WHAT YOU HAVE TO DO
Check every line of the data for the word "ylabel", and copy those that have it.

(GIVEN RECORDS begins)

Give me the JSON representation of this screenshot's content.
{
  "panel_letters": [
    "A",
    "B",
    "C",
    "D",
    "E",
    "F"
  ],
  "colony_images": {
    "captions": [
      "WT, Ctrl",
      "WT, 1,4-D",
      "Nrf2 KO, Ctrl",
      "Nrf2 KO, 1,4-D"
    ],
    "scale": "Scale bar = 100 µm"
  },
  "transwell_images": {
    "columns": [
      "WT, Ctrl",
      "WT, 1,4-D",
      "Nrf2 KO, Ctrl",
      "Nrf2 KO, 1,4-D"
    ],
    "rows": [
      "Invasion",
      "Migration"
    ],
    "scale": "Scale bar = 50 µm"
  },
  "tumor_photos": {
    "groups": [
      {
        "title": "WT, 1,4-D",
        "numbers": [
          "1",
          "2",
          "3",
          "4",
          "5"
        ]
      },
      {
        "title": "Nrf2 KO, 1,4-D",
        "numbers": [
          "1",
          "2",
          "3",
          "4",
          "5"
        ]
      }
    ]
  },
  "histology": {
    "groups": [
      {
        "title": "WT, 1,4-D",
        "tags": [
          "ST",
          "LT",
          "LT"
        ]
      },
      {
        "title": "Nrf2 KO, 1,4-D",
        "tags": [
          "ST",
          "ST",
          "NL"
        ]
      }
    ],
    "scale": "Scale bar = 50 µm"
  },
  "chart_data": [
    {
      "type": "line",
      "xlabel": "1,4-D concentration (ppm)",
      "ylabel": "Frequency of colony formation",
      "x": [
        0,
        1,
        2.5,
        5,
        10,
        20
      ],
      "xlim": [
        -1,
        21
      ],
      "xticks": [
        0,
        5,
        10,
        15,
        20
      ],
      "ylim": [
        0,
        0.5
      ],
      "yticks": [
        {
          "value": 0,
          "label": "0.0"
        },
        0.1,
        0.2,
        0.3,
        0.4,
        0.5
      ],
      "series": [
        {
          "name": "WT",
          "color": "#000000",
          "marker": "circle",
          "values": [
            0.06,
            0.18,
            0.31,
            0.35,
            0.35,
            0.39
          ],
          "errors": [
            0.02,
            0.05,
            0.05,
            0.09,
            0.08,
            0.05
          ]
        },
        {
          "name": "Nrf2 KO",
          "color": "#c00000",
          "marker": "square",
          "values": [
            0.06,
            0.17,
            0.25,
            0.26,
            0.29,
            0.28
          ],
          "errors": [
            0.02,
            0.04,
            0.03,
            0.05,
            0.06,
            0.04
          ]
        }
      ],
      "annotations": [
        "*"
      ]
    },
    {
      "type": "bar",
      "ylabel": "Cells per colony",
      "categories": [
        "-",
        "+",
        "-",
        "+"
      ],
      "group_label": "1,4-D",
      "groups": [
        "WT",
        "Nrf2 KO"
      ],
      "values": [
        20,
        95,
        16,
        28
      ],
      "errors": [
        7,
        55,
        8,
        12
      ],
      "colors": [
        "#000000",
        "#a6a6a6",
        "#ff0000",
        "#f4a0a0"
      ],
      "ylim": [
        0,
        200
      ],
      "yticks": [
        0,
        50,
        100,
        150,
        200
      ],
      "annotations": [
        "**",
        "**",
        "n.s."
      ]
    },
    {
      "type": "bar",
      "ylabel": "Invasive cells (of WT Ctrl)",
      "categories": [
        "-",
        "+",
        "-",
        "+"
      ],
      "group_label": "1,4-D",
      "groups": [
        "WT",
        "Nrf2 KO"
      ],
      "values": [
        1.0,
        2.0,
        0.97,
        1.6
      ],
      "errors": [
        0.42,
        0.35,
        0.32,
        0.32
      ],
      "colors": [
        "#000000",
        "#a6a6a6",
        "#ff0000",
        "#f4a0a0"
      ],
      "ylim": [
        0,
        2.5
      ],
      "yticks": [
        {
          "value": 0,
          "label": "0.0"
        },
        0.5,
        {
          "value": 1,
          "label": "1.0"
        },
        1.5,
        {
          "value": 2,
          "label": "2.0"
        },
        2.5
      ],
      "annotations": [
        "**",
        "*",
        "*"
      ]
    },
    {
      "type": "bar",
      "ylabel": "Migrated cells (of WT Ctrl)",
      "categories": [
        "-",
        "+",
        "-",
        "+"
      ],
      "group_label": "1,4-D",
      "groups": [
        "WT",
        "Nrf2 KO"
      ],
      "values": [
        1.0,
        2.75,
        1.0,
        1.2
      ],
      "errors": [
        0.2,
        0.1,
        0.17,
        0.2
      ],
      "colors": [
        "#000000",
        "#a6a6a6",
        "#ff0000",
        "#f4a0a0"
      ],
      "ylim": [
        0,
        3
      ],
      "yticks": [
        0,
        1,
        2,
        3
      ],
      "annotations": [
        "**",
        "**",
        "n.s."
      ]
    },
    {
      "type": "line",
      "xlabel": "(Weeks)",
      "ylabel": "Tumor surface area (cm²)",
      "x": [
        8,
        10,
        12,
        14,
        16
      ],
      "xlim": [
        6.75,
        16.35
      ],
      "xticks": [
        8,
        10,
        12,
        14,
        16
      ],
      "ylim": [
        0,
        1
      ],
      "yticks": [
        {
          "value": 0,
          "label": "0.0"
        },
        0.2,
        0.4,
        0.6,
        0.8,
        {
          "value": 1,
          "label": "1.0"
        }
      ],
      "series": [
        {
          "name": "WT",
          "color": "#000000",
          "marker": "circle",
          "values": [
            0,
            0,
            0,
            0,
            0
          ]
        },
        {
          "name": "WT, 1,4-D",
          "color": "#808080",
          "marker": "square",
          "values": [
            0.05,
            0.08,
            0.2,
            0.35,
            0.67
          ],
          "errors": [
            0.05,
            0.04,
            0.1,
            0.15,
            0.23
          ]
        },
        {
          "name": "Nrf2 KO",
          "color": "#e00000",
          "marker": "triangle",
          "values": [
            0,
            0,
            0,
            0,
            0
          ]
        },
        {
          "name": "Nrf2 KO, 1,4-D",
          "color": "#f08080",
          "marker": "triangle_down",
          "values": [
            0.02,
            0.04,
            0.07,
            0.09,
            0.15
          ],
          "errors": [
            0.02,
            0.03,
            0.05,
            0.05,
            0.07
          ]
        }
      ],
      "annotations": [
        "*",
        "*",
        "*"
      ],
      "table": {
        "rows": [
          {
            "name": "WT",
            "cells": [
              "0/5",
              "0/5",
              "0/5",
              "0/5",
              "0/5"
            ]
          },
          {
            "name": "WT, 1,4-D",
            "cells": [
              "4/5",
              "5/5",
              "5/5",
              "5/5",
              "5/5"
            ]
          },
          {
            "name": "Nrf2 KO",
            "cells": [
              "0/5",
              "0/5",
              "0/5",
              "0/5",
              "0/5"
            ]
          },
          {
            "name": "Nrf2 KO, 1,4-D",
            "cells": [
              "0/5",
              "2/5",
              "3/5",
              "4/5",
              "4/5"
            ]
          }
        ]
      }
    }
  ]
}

(GIVEN RECORDS ends)

COMPLETED EXERCISE
      "ylabel": "Frequency of colony formation",
      "ylabel": "Cells per colony",
      "ylabel": "Invasive cells (of WT Ctrl)",
      "ylabel": "Migrated cells (of WT Ctrl)",
      "ylabel": "Tumor surface area (cm²)",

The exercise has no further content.